• Extract to read

= CryptGenRandom =

Cryptographic algorithm for random number generation

CryptGenRandom is a cryptographically secure pseudorandom number generator function that is included in Microsoft CryptoAPI. In Win32 programs, Microsoft recommended its use anywhere random number generation is needed (it has since been replaced by BCryptGenRandom, see below). The kernel32 equivalent is RtlGenRandom.

A 2007 paper from Hebrew University suggested security problems in the Windows 2000 implementation of CryptGenRandom (assuming the attacker has control of the machine). Microsoft later acknowledged that the same problems exist in Windows XP, but not in Vista. Microsoft released a fix for the bug with Windows XP Service Pack 3 in mid-2008.

CryptGenRandom is deprecated as it belongs to the deprecated Windows CryptoAPI. The modern Cryptography API: Next Generation (CNG) replacement is BCryptGenRandom (and the underlying functions ProcessPrng and SystemPrng).

==Background==
The Win32 API includes comprehensive support for cryptography through the Microsoft CryptoAPI, a set of cryptographic primitives provided by Microsoft for use in Windows applications. Windows technologies such as TLS support (via the Schannel API) and code signing rely on these primitives, which in turn rely on a cryptographically secure pseudorandom number generator (CSPRNG). CryptGenRandom is the standard CSPRNG supplied with the Microsoft CryptoAPI.

• Instructions
**1)** List every function named in the CryptGenRandom article.
**2)** Duplicate the CryptGenRandom article word for word from "CryptGenRandom is a" to "equivalent is RtlGenRandom.".
The lines that follow are not needed for anything asked here.

• Information provided
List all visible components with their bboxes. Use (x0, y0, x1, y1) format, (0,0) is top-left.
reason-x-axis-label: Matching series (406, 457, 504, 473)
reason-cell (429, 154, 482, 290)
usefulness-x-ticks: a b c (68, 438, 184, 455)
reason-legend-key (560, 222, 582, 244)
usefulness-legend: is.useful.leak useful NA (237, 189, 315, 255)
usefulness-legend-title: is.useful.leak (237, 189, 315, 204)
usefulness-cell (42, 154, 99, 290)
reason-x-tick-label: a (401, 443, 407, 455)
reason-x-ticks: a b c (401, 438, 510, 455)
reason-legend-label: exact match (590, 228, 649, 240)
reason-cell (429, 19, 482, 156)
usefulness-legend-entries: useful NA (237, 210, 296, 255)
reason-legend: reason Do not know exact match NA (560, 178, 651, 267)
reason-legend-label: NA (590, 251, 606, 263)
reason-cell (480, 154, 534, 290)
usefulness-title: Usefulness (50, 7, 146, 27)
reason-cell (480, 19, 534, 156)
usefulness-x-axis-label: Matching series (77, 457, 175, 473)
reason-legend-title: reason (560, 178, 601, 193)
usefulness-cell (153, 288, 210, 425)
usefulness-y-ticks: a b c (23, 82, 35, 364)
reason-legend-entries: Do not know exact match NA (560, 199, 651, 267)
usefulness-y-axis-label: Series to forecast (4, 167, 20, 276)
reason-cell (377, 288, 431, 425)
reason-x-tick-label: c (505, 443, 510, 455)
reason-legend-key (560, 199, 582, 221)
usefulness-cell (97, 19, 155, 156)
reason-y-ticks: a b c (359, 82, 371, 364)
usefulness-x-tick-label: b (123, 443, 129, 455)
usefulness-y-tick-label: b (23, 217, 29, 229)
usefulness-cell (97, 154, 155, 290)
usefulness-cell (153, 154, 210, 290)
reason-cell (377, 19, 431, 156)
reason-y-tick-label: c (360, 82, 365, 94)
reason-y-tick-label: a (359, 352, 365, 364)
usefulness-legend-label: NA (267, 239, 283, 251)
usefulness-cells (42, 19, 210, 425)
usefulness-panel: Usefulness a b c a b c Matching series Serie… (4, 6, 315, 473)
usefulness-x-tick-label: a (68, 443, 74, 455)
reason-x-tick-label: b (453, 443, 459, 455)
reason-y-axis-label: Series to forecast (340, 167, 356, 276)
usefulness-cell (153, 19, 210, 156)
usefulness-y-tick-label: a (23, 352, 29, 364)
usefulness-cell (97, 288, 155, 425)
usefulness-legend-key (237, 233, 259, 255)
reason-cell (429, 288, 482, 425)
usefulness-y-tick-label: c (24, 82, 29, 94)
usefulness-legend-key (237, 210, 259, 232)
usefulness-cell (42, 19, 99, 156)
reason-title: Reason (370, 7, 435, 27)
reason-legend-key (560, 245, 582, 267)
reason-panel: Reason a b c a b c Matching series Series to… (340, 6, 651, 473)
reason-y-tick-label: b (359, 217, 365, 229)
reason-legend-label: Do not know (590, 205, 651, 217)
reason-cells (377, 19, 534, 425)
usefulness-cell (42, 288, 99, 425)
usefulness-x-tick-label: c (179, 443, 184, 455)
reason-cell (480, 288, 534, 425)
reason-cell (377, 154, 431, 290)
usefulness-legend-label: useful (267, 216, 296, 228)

• Solutions per task
**1)** CryptGenRandom, BCryptGenRandom, RtlGenRandom, ProcessPrng, SystemPrng

**2)**
CryptGenRandom is a cryptographically secure pseudorandom number generator function that is included in Microsoft CryptoAPI. In Win32 programs, Microsoft recommended its use anywhere random number generation is needed (it has since been replaced by BCryptGenRandom, see below). The kernel32 equivalent is RtlGenRandom.